### TO DO
Identify the lines bearing the string "SLHC" and gather them.

### DATA PROVIDED
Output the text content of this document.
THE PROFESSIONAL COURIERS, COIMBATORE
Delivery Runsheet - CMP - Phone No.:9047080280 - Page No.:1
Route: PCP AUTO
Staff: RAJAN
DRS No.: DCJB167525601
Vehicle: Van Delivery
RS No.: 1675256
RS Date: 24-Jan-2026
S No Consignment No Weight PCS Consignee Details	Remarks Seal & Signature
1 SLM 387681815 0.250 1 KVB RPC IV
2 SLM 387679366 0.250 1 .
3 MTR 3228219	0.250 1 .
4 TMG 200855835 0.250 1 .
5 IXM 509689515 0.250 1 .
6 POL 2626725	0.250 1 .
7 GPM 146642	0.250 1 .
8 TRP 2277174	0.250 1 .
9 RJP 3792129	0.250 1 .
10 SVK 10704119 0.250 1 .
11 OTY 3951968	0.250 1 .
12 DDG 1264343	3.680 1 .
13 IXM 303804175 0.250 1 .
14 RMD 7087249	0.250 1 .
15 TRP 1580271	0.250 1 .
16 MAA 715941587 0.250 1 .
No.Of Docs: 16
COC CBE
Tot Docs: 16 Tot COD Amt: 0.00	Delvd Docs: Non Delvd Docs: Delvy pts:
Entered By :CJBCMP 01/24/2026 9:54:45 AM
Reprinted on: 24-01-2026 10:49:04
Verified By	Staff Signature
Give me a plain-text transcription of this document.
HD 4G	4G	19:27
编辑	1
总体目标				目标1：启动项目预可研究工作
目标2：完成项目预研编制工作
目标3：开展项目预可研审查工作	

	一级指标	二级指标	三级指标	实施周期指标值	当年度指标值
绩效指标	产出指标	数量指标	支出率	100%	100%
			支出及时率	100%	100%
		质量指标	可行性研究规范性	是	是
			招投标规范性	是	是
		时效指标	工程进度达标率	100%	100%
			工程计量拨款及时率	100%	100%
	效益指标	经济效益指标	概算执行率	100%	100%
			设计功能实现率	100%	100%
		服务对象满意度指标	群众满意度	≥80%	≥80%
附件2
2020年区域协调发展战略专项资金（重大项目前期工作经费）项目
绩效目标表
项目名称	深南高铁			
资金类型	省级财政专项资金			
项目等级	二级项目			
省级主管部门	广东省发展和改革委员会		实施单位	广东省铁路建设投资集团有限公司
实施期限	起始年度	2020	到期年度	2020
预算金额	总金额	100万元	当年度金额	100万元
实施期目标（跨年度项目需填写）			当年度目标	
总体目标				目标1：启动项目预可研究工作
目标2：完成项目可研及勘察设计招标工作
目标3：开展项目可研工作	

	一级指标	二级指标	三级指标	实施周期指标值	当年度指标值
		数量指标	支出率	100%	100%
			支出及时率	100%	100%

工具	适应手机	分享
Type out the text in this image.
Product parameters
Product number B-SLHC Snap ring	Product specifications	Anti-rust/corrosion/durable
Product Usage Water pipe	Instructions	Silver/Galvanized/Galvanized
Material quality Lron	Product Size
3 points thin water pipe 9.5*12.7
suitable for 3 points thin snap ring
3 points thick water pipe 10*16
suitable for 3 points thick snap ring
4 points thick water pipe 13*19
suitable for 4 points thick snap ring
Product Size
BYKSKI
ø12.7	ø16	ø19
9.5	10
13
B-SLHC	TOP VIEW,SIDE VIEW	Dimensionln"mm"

### TASK OUTPUT
Product number B-SLHC Snap ring	Product specifications	Anti-rust/corrosion/durable
B-SLHC	TOP VIEW,SIDE VIEW	Dimensionln"mm"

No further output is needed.